The problem =>
Every line below must be reproduced exactly. Copy them all.
**** Supplied information
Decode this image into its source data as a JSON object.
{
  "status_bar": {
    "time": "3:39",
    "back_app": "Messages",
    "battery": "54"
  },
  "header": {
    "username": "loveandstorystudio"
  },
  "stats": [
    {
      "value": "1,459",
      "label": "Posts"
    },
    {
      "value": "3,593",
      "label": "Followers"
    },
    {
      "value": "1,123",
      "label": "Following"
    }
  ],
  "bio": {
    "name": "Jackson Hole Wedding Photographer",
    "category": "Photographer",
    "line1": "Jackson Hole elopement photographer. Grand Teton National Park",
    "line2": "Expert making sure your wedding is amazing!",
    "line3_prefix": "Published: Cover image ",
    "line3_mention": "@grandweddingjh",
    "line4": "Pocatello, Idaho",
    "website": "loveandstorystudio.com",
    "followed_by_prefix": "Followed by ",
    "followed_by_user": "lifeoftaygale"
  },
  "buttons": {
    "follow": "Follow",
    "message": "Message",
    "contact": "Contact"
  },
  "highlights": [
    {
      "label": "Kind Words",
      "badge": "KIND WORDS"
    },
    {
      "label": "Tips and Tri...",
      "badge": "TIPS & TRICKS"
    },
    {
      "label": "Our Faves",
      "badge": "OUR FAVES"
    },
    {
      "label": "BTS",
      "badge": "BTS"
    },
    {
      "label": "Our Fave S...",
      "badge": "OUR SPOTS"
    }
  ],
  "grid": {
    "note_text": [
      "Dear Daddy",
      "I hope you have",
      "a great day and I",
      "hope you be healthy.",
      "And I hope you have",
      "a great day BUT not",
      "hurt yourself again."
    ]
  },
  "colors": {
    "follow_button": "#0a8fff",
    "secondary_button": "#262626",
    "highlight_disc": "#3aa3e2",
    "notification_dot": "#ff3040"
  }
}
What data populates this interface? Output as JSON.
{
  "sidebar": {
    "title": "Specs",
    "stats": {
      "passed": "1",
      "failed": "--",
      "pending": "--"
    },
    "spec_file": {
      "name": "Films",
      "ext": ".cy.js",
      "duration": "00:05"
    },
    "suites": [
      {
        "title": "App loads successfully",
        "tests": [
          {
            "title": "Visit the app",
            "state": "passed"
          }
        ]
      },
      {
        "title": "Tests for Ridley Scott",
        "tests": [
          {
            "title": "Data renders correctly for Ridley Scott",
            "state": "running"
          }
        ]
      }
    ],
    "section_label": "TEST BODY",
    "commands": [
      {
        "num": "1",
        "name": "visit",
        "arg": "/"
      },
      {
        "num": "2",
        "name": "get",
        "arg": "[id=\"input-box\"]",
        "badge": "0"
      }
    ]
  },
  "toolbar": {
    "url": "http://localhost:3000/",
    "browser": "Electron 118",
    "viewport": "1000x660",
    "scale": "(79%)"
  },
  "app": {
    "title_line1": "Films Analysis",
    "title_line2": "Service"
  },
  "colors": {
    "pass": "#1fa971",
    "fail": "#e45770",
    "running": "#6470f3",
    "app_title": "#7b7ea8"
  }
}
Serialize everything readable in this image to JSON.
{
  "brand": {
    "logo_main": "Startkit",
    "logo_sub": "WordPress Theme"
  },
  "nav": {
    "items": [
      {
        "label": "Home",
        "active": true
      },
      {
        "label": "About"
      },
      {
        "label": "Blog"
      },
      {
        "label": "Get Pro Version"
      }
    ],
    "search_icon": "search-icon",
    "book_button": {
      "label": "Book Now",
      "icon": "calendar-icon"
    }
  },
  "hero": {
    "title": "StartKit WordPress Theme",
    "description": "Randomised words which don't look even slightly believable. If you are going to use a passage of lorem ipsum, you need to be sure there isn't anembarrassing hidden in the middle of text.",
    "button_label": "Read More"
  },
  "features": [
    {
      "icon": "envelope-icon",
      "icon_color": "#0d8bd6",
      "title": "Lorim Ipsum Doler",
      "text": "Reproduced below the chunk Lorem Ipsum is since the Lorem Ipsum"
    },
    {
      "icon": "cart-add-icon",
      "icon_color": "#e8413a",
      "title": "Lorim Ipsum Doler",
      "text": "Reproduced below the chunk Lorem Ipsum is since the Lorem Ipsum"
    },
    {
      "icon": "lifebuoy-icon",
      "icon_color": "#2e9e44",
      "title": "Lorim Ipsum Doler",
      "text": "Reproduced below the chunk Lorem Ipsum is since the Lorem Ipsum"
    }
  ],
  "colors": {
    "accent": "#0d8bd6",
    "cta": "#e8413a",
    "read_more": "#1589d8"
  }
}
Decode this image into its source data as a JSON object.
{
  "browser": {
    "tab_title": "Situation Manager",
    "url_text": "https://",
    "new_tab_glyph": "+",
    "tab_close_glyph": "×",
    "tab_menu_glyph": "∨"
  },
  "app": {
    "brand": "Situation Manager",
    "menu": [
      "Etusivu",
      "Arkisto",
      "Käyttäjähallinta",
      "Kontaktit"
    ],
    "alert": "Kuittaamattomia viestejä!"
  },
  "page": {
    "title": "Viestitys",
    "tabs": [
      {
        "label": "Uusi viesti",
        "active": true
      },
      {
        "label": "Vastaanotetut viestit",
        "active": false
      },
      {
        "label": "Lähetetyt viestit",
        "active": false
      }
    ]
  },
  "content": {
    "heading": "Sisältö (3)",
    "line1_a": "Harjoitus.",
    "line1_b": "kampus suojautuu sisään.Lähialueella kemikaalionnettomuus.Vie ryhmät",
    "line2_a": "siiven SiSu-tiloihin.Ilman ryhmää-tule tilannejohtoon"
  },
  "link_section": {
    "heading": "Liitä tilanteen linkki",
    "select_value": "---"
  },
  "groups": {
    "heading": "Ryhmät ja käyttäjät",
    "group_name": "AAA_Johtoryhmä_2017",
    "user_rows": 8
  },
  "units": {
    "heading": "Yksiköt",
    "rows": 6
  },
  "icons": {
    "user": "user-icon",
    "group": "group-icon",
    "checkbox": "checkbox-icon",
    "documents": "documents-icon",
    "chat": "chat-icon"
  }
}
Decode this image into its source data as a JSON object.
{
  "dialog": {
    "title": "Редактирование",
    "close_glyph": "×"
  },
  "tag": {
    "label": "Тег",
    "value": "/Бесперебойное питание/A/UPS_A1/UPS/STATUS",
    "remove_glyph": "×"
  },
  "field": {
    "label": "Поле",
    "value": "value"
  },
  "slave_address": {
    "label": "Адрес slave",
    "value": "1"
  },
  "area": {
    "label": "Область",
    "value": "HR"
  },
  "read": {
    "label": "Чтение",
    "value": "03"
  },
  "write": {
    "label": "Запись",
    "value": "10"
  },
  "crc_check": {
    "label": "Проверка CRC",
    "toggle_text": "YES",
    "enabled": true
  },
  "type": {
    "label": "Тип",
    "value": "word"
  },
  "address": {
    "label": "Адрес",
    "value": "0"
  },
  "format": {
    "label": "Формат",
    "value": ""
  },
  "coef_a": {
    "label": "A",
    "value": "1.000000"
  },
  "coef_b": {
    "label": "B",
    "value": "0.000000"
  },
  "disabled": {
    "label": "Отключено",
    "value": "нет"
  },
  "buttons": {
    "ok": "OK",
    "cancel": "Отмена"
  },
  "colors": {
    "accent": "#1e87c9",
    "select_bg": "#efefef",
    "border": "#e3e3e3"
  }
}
********
Result for this exercise =>
Decode this image into its source data as a JSON object.
{
  "status_bar": {
    "time": "3:39",
    "back_app": "Messages",
    "battery": "54"
  },
  "header": {
    "username": "loveandstorystudio"
  },
  "stats": [
    {
      "value": "1,459",
      "label": "Posts"
    },
    {
      "value": "3,593",
      "label": "Followers"
    },
    {
      "value": "1,123",
      "label": "Following"
    }
  ],
  "bio": {
    "name": "Jackson Hole Wedding Photographer",
    "category": "Photographer",
    "line1": "Jackson Hole elopement photographer. Grand Teton National Park",
    "line2": "Expert making sure your wedding is amazing!",
    "line3_prefix": "Published: Cover image ",
    "line3_mention": "@grandweddingjh",
    "line4": "Pocatello, Idaho",
    "website": "loveandstorystudio.com",
    "followed_by_prefix": "Followed by ",
    "followed_by_user": "lifeoftaygale"
  },
  "buttons": {
    "follow": "Follow",
    "message": "Message",
    "contact": "Contact"
  },
  "highlights": [
    {
      "label": "Kind Words",
      "badge": "KIND WORDS"
    },
    {
      "label": "Tips and Tri...",
      "badge": "TIPS & TRICKS"
    },
    {
      "label": "Our Faves",
      "badge": "OUR FAVES"
    },
    {
      "label": "BTS",
      "badge": "BTS"
    },
    {
      "label": "Our Fave S...",
      "badge": "OUR SPOTS"
    }
  ],
  "grid": {
    "note_text": [
      "Dear Daddy",
      "I hope you have",
      "a great day and I",
      "hope you be healthy.",
      "And I hope you have",
      "a great day BUT not",
      "hurt yourself again."
    ]
  },
  "colors": {
    "follow_button": "#0a8fff",
    "secondary_button": "#262626",
    "highlight_disc": "#3aa3e2",
    "notification_dot": "#ff3040"
  }
}
What data populates this interface? Output as JSON.
{
  "sidebar": {
    "title": "Specs",
    "stats": {
      "passed": "1",
      "failed": "--",
      "pending": "--"
    },
    "spec_file": {
      "name": "Films",
      "ext": ".cy.js",
      "duration": "00:05"
    },
    "suites": [
      {
        "title": "App loads successfully",
        "tests": [
          {
            "title": "Visit the app",
            "state": "passed"
          }
        ]
      },
      {
        "title": "Tests for Ridley Scott",
        "tests": [
          {
            "title": "Data renders correctly for Ridley Scott",
            "state": "running"
          }
        ]
      }
    ],
    "section_label": "TEST BODY",
    "commands": [
      {
        "num": "1",
        "name": "visit",
        "arg": "/"
      },
      {
        "num": "2",
        "name": "get",
        "arg": "[id=\"input-box\"]",
        "badge": "0"
      }
    ]
  },
  "toolbar": {
    "url": "http://localhost:3000/",
    "browser": "Electron 118",
    "viewport": "1000x660",
    "scale": "(79%)"
  },
  "app": {
    "title_line1": "Films Analysis",
    "title_line2": "Service"
  },
  "colors": {
    "pass": "#1fa971",
    "fail": "#e45770",
    "running": "#6470f3",
    "app_title": "#7b7ea8"
  }
}
Serialize everything readable in this image to JSON.
{
  "brand": {
    "logo_main": "Startkit",
    "logo_sub": "WordPress Theme"
  },
  "nav": {
    "items": [
      {
        "label": "Home",
        "active": true
      },
      {
        "label": "About"
      },
      {
        "label": "Blog"
      },
      {
        "label": "Get Pro Version"
      }
    ],
    "search_icon": "search-icon",
    "book_button": {
      "label": "Book Now",
      "icon": "calendar-icon"
    }
  },
  "hero": {
    "title": "StartKit WordPress Theme",
    "description": "Randomised words which don't look even slightly believable. If you are going to use a passage of lorem ipsum, you need to be sure there isn't anembarrassing hidden in the middle of text.",
    "button_label": "Read More"
  },
  "features": [
    {
      "icon": "envelope-icon",
      "icon_color": "#0d8bd6",
      "title": "Lorim Ipsum Doler",
      "text": "Reproduced below the chunk Lorem Ipsum is since the Lorem Ipsum"
    },
    {
      "icon": "cart-add-icon",
      "icon_color": "#e8413a",
      "title": "Lorim Ipsum Doler",
      "text": "Reproduced below the chunk Lorem Ipsum is since the Lorem Ipsum"
    },
    {
      "icon": "lifebuoy-icon",
      "icon_color": "#2e9e44",
      "title": "Lorim Ipsum Doler",
      "text": "Reproduced below the chunk Lorem Ipsum is since the Lorem Ipsum"
    }
  ],
  "colors": {
    "accent": "#0d8bd6",
    "cta": "#e8413a",
    "read_more": "#1589d8"
  }
}
Decode this image into its source data as a JSON object.
{
  "browser": {
    "tab_title": "Situation Manager",
    "url_text": "https://",
    "new_tab_glyph": "+",
    "tab_close_glyph": "×",
    "tab_menu_glyph": "∨"
  },
  "app": {
    "brand": "Situation Manager",
    "menu": [
      "Etusivu",
      "Arkisto",
      "Käyttäjähallinta",
      "Kontaktit"
    ],
    "alert": "Kuittaamattomia viestejä!"
  },
  "page": {
    "title": "Viestitys",
    "tabs": [
      {
        "label": "Uusi viesti",
        "active": true
      },
      {
        "label": "Vastaanotetut viestit",
        "active": false
      },
      {
        "label": "Lähetetyt viestit",
        "active": false
      }
    ]
  },
  "content": {
    "heading": "Sisältö (3)",
    "line1_a": "Harjoitus.",
    "line1_b": "kampus suojautuu sisään.Lähialueella kemikaalionnettomuus.Vie ryhmät",
    "line2_a": "siiven SiSu-tiloihin.Ilman ryhmää-tule tilannejohtoon"
  },
  "link_section": {
    "heading": "Liitä tilanteen linkki",
    "select_value": "---"
  },
  "groups": {
    "heading": "Ryhmät ja käyttäjät",
    "group_name": "AAA_Johtoryhmä_2017",
    "user_rows": 8
  },
  "units": {
    "heading": "Yksiköt",
    "rows": 6
  },
  "icons": {
    "user": "user-icon",
    "group": "group-icon",
    "checkbox": "checkbox-icon",
    "documents": "documents-icon",
    "chat": "chat-icon"
  }
}
Decode this image into its source data as a JSON object.
{
  "dialog": {
    "title": "Редактирование",
    "close_glyph": "×"
  },
  "tag": {
    "label": "Тег",
    "value": "/Бесперебойное питание/A/UPS_A1/UPS/STATUS",
    "remove_glyph": "×"
  },
  "field": {
    "label": "Поле",
    "value": "value"
  },
  "slave_address": {
    "label": "Адрес slave",
    "value": "1"
  },
  "area": {
    "label": "Область",
    "value": "HR"
  },
  "read": {
    "label": "Чтение",
    "value": "03"
  },
  "write": {
    "label": "Запись",
    "value": "10"
  },
  "crc_check": {
    "label": "Проверка CRC",
    "toggle_text": "YES",
    "enabled": true
  },
  "type": {
    "label": "Тип",
    "value": "word"
  },
  "address": {
    "label": "Адрес",
    "value": "0"
  },
  "format": {
    "label": "Формат",
    "value": ""
  },
  "coef_a": {
    "label": "A",
    "value": "1.000000"
  },
  "coef_b": {
    "label": "B",
    "value": "0.000000"
  },
  "disabled": {
    "label": "Отключено",
    "value": "нет"
  },
  "buttons": {
    "ok": "OK",
    "cancel": "Отмена"
  },
  "colors": {
    "accent": "#1e87c9",
    "select_bg": "#efefef",
    "border": "#e3e3e3"
  }
}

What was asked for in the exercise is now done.